SET PROBLEM. Find the word "selection" in the records below. List each line containing it.

┌────────

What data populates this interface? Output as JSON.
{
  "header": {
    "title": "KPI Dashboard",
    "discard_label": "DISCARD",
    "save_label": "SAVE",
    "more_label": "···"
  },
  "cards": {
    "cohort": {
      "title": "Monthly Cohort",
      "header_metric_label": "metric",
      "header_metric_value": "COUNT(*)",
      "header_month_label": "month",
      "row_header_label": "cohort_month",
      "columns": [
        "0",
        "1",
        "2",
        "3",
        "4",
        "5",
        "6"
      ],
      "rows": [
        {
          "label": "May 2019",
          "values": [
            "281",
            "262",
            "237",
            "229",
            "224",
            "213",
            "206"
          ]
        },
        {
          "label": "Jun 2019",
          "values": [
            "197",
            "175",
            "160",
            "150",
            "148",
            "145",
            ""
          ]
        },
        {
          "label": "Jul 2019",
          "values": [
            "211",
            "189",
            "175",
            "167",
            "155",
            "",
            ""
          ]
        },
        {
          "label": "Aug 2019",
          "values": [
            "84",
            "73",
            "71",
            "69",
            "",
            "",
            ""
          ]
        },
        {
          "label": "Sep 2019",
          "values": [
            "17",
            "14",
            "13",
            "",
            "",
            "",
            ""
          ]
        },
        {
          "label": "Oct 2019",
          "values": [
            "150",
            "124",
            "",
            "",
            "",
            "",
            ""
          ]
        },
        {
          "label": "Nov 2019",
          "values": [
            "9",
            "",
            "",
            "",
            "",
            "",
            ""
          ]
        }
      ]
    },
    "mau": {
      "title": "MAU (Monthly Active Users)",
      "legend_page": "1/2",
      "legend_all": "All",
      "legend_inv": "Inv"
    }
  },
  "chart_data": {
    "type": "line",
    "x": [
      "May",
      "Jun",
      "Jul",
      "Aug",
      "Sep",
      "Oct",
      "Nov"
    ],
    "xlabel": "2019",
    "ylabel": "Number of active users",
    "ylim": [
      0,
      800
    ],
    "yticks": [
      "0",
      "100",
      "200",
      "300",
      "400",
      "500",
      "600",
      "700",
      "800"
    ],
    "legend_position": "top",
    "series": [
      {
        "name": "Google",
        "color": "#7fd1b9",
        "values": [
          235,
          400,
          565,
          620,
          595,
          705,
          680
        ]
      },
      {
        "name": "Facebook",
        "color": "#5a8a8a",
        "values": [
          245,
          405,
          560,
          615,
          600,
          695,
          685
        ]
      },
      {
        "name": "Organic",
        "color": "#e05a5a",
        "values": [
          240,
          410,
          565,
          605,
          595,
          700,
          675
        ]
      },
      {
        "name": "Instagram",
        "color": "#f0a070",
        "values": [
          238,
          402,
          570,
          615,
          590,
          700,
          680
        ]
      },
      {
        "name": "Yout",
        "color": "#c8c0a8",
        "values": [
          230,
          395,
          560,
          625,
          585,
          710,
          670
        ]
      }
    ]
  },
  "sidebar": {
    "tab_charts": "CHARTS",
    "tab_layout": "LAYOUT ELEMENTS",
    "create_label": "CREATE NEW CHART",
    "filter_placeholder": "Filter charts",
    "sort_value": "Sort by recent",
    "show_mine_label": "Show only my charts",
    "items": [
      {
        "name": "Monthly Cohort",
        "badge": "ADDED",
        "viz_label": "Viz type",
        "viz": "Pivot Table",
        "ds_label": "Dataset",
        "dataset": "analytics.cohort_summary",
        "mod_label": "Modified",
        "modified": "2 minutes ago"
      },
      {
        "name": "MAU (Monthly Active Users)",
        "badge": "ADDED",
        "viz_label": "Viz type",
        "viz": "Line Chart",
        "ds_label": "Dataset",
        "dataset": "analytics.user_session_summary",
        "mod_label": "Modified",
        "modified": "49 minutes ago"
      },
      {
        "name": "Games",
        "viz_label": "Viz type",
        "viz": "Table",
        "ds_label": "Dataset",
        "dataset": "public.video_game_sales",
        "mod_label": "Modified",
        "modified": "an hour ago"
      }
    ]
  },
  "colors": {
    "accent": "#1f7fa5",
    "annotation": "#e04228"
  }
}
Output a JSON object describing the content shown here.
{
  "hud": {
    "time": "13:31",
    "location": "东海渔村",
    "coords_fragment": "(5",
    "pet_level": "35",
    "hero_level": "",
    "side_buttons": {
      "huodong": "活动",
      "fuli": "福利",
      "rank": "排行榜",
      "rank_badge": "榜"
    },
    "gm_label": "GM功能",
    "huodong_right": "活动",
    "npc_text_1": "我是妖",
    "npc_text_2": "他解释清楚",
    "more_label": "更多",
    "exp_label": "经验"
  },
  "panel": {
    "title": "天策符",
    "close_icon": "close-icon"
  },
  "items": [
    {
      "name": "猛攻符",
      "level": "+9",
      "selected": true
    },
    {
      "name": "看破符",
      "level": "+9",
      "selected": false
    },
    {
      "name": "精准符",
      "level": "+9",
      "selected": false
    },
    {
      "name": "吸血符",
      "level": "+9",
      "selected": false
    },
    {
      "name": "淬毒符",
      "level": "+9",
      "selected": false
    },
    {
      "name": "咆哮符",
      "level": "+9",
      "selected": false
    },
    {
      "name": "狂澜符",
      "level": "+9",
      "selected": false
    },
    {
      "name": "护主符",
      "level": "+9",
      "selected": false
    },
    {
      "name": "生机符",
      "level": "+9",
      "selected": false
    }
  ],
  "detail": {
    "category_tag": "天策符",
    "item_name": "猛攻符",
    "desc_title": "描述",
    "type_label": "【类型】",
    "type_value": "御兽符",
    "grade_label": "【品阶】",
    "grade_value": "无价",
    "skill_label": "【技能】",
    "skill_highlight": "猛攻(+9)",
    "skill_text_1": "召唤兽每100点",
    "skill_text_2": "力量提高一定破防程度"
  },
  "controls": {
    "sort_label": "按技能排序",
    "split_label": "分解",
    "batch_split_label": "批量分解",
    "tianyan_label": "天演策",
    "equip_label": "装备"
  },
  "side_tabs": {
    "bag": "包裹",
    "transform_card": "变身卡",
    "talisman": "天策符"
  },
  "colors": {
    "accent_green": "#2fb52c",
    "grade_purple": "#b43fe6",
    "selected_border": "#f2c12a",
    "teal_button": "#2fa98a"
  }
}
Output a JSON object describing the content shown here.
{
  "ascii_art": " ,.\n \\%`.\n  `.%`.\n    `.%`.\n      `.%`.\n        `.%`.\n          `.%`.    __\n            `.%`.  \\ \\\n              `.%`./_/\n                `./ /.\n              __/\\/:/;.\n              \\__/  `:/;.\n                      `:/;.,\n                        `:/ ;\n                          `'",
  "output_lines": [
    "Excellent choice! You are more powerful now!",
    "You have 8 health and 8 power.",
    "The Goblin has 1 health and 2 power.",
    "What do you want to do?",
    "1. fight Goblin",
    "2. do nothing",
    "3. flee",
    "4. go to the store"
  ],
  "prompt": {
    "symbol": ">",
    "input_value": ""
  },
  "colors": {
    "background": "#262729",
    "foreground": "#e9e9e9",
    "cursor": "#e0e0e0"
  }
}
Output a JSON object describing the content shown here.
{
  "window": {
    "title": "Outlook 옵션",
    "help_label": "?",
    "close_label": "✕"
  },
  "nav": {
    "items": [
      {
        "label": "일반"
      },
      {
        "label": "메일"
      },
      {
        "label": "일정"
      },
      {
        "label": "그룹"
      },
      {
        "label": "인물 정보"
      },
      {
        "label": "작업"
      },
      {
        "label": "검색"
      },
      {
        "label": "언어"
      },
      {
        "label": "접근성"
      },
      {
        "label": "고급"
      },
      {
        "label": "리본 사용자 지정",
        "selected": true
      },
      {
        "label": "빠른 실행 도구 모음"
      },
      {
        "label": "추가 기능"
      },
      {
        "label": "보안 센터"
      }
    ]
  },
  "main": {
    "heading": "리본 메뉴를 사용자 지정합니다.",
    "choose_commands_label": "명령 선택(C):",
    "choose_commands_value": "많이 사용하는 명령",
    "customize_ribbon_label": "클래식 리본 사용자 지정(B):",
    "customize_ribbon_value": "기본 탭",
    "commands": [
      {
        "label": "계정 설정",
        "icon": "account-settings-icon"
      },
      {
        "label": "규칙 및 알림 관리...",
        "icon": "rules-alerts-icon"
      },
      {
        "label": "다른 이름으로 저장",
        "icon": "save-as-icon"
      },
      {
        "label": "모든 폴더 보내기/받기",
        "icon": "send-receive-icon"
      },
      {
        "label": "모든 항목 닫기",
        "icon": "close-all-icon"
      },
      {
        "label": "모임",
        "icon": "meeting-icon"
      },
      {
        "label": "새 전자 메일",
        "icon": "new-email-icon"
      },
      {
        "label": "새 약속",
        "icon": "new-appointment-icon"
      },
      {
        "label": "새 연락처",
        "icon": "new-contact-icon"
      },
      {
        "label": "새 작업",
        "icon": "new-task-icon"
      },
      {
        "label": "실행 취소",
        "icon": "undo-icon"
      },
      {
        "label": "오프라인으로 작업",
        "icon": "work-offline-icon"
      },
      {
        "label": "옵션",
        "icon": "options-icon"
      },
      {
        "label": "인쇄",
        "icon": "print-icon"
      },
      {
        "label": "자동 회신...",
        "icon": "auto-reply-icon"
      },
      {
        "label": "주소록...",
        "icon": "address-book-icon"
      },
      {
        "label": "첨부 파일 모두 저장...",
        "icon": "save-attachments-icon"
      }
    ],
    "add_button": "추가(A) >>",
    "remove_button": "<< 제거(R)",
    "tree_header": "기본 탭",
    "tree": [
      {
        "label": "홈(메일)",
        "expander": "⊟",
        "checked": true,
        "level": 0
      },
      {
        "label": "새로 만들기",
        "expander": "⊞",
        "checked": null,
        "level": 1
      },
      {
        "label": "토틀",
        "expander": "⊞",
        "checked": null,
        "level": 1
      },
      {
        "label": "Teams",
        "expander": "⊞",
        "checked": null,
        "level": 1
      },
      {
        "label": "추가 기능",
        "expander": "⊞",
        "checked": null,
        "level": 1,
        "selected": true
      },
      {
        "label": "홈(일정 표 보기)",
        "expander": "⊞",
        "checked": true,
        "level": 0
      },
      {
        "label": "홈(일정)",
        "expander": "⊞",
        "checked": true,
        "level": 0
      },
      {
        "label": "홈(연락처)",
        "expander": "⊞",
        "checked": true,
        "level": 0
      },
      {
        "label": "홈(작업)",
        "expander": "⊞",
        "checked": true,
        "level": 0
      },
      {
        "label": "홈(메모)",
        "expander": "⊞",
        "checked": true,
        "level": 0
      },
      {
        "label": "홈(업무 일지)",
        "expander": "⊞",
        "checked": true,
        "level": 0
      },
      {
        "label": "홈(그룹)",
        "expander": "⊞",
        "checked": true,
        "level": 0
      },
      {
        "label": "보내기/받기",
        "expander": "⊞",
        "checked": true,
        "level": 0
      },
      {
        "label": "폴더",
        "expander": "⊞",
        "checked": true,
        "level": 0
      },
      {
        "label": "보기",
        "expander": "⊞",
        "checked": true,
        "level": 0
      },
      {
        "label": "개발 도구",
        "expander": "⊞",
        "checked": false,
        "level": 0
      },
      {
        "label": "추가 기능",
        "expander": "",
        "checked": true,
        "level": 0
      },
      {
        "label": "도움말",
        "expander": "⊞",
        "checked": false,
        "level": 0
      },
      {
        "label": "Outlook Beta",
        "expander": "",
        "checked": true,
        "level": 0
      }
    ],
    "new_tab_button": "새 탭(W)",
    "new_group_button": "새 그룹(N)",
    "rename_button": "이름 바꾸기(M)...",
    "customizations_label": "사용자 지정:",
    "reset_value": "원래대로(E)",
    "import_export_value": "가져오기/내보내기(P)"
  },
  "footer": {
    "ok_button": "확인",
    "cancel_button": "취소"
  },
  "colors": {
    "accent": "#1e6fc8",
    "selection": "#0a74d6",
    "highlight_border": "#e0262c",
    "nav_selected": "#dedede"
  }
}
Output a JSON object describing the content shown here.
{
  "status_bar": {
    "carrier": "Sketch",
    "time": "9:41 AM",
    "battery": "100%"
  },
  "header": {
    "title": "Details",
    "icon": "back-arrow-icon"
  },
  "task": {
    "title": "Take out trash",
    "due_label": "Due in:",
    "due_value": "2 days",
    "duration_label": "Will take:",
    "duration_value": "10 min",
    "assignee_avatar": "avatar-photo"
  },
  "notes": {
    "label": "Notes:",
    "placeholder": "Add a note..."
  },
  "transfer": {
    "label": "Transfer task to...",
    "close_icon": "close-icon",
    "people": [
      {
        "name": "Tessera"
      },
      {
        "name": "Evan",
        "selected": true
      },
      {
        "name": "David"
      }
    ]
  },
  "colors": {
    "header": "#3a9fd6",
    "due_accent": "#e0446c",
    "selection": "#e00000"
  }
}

└────────

COMPLETE OUTPUT.
    "selection": "#0a74d6",
    "selection": "#e00000"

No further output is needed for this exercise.